Pictures do not belong in your copy. Repeat all the other data exactly.

⁂

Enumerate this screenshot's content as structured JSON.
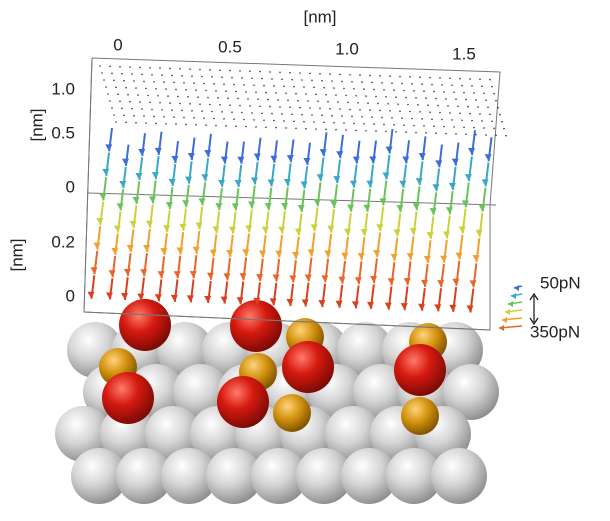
{
  "top_axis": {
    "label": "[nm]",
    "ticks": [
      "0",
      "0.5",
      "1.0",
      "1.5"
    ]
  },
  "upper_left_axis": {
    "label": "[nm]",
    "ticks": [
      "1.0",
      "0.5",
      "0"
    ]
  },
  "lower_left_axis": {
    "label": "[nm]",
    "ticks": [
      "0.2",
      "0"
    ]
  },
  "legend": {
    "min": "50pN",
    "max": "350pN"
  }
}
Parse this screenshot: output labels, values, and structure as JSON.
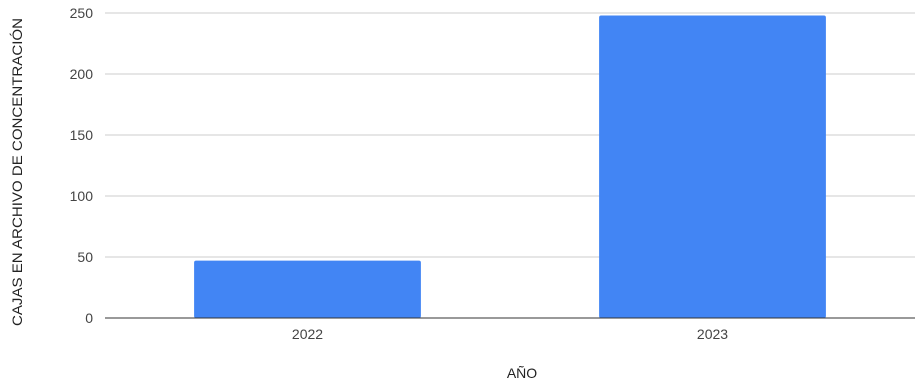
{
  "chart_data": {
    "type": "bar",
    "title": "",
    "xlabel": "AÑO",
    "ylabel": "CAJAS EN ARCHIVO DE CONCENTRACIÓN",
    "categories": [
      "2022",
      "2023"
    ],
    "series": [
      {
        "values": [
          47,
          248
        ],
        "color": "#4285F4"
      }
    ],
    "ylim": [
      0,
      250
    ],
    "yticks": [
      0,
      50,
      100,
      150,
      200,
      250
    ],
    "grid": true,
    "legend": "none"
  }
}
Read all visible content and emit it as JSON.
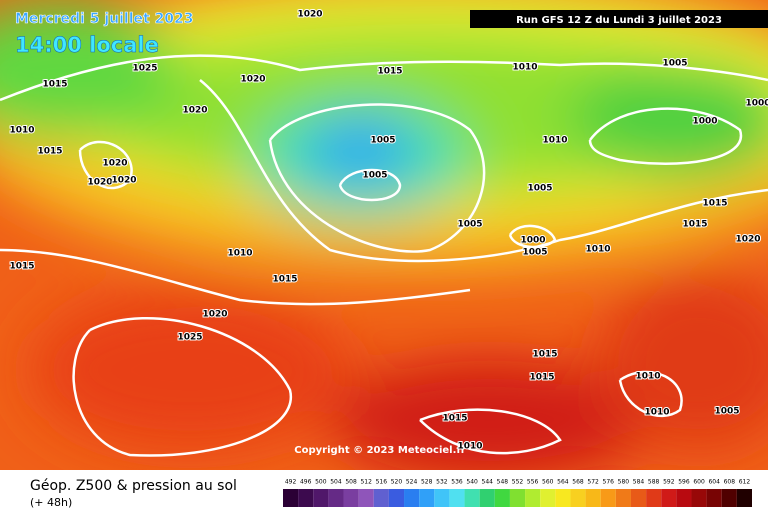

⁂

→ **Full output**:
Enumerate this screenshot's content as structured JSON.
{
  "top_axis": {
    "label": "[nm]",
    "ticks": [
      "0",
      "0.5",
      "1.0",
      "1.5"
    ]
  },
  "upper_left_axis": {
    "label": "[nm]",
    "ticks": [
      "1.0",
      "0.5",
      "0"
    ]
  },
  "lower_left_axis": {
    "label": "[nm]",
    "ticks": [
      "0.2",
      "0"
    ]
  },
  "legend": {
    "min": "50pN",
    "max": "350pN"
  }
}
Parse this screenshot: output labels, values, and structure as JSON.
{
  "chart_data": {
    "type": "bar",
    "title": "",
    "xlabel": "AÑO",
    "ylabel": "CAJAS EN ARCHIVO DE CONCENTRACIÓN",
    "categories": [
      "2022",
      "2023"
    ],
    "series": [
      {
        "values": [
          47,
          248
        ],
        "color": "#4285F4"
      }
    ],
    "ylim": [
      0,
      250
    ],
    "yticks": [
      0,
      50,
      100,
      150,
      200,
      250
    ],
    "grid": true,
    "legend": "none"
  }
}
Read all visible content and emit it as JSON.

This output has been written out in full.